____ ENTRIES PROVIDED
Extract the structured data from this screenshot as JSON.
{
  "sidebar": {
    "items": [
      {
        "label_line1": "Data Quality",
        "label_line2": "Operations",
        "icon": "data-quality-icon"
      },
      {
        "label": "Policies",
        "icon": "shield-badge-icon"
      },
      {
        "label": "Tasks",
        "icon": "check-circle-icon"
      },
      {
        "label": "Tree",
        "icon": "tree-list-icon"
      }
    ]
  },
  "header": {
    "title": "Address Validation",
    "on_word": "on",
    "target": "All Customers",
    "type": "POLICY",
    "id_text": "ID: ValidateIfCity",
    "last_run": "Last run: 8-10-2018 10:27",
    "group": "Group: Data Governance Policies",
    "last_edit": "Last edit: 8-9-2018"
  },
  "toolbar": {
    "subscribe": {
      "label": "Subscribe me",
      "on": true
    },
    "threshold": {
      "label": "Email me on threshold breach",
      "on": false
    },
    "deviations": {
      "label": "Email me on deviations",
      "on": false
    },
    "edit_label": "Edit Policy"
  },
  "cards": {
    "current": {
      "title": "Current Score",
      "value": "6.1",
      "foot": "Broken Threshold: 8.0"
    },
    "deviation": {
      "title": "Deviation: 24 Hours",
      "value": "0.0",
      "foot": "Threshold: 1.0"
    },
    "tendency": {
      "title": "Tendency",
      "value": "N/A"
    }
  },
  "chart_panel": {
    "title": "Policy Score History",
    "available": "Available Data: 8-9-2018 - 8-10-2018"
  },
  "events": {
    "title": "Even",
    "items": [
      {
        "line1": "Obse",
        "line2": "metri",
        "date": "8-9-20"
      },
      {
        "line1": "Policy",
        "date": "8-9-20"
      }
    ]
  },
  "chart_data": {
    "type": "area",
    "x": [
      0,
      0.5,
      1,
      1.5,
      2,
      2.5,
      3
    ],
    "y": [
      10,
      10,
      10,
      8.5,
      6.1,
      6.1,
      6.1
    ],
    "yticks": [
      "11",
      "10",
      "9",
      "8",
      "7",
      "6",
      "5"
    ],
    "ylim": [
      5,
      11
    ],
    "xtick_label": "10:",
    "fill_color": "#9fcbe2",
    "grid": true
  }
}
________
PROBLEM REQUIREMENTS: From the records above, extract every entry exactly as given.

RESULT:
Extract the structured data from this screenshot as JSON.
{
  "sidebar": {
    "items": [
      {
        "label_line1": "Data Quality",
        "label_line2": "Operations",
        "icon": "data-quality-icon"
      },
      {
        "label": "Policies",
        "icon": "shield-badge-icon"
      },
      {
        "label": "Tasks",
        "icon": "check-circle-icon"
      },
      {
        "label": "Tree",
        "icon": "tree-list-icon"
      }
    ]
  },
  "header": {
    "title": "Address Validation",
    "on_word": "on",
    "target": "All Customers",
    "type": "POLICY",
    "id_text": "ID: ValidateIfCity",
    "last_run": "Last run: 8-10-2018 10:27",
    "group": "Group: Data Governance Policies",
    "last_edit": "Last edit: 8-9-2018"
  },
  "toolbar": {
    "subscribe": {
      "label": "Subscribe me",
      "on": true
    },
    "threshold": {
      "label": "Email me on threshold breach",
      "on": false
    },
    "deviations": {
      "label": "Email me on deviations",
      "on": false
    },
    "edit_label": "Edit Policy"
  },
  "cards": {
    "current": {
      "title": "Current Score",
      "value": "6.1",
      "foot": "Broken Threshold: 8.0"
    },
    "deviation": {
      "title": "Deviation: 24 Hours",
      "value": "0.0",
      "foot": "Threshold: 1.0"
    },
    "tendency": {
      "title": "Tendency",
      "value": "N/A"
    }
  },
  "chart_panel": {
    "title": "Policy Score History",
    "available": "Available Data: 8-9-2018 - 8-10-2018"
  },
  "events": {
    "title": "Even",
    "items": [
      {
        "line1": "Obse",
        "line2": "metri",
        "date": "8-9-20"
      },
      {
        "line1": "Policy",
        "date": "8-9-20"
      }
    ]
  },
  "chart_data": {
    "type": "area",
    "x": [
      0,
      0.5,
      1,
      1.5,
      2,
      2.5,
      3
    ],
    "y": [
      10,
      10,
      10,
      8.5,
      6.1,
      6.1,
      6.1
    ],
    "yticks": [
      "11",
      "10",
      "9",
      "8",
      "7",
      "6",
      "5"
    ],
    "ylim": [
      5,
      11
    ],
    "xtick_label": "10:",
    "fill_color": "#9fcbe2",
    "grid": true
  }
}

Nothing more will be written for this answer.